Exercise aim »
Only a number is wanted: the count of lines in this listing that contain "time".

[Stored items from a collection]
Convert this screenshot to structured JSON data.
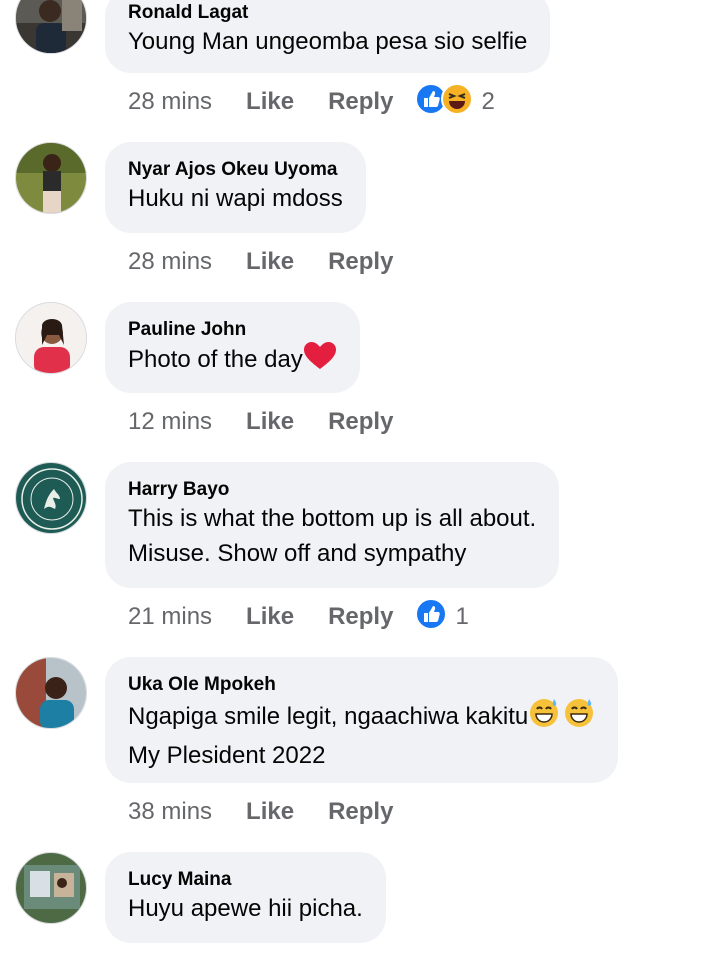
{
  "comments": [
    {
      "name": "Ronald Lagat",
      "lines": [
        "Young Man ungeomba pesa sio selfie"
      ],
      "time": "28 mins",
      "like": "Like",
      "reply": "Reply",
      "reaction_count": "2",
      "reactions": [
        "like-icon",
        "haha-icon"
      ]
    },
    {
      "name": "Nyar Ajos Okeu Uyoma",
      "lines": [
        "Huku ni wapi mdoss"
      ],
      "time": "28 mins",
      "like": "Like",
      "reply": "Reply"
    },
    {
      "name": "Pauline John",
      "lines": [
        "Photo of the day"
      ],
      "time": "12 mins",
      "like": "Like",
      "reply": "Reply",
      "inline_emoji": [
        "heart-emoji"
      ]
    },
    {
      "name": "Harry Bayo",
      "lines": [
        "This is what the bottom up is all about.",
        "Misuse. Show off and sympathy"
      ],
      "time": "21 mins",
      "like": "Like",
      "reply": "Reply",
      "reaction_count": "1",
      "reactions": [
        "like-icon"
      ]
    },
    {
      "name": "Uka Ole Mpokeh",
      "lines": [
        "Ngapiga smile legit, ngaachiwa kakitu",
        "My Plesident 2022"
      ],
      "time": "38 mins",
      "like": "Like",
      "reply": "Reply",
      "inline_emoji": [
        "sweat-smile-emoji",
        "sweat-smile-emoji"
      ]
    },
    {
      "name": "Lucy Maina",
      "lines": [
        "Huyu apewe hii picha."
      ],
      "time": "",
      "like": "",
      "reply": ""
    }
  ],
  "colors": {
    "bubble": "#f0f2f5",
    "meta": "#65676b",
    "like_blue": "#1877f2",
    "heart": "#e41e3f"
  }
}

...

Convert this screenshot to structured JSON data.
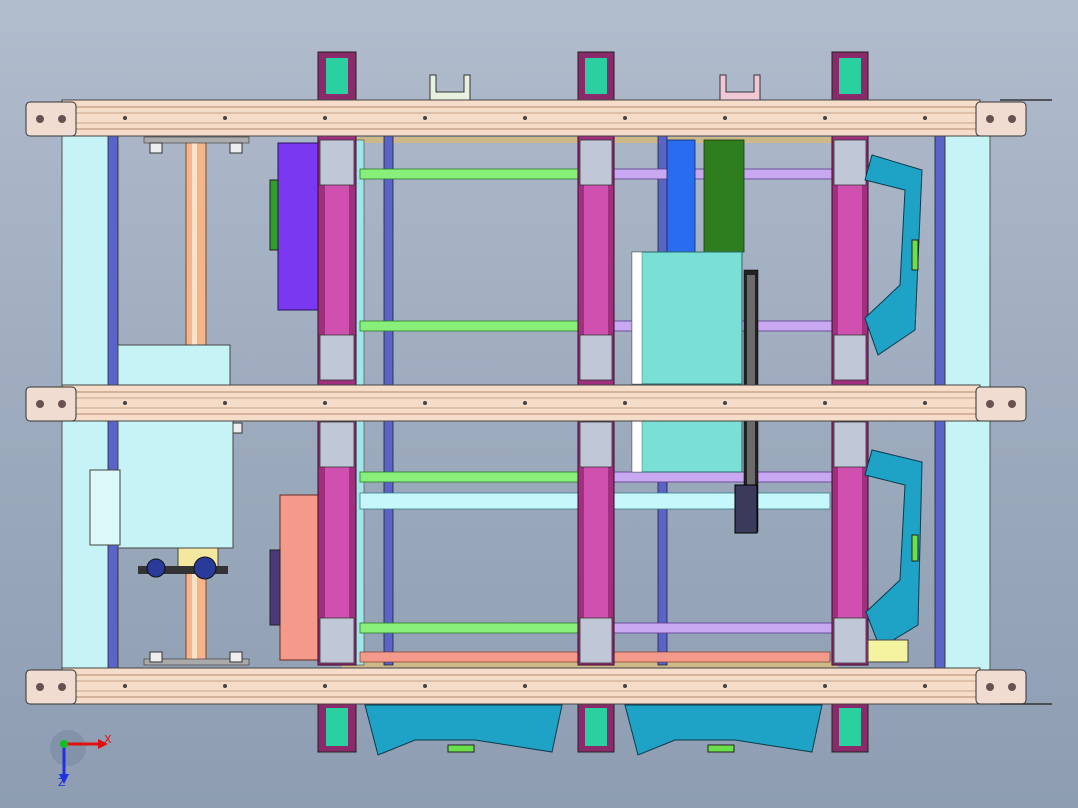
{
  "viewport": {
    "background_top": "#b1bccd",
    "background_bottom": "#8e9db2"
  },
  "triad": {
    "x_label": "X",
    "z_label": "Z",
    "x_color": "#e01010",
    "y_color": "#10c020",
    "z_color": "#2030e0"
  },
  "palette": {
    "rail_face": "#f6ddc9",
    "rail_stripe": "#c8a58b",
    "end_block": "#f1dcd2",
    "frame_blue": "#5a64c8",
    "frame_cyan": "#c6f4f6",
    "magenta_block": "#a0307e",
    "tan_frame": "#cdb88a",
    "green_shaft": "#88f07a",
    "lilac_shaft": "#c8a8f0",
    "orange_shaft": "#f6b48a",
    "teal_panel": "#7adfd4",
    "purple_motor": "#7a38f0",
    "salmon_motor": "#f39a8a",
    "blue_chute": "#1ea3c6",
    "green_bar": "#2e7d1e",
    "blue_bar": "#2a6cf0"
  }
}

Solved problem »
6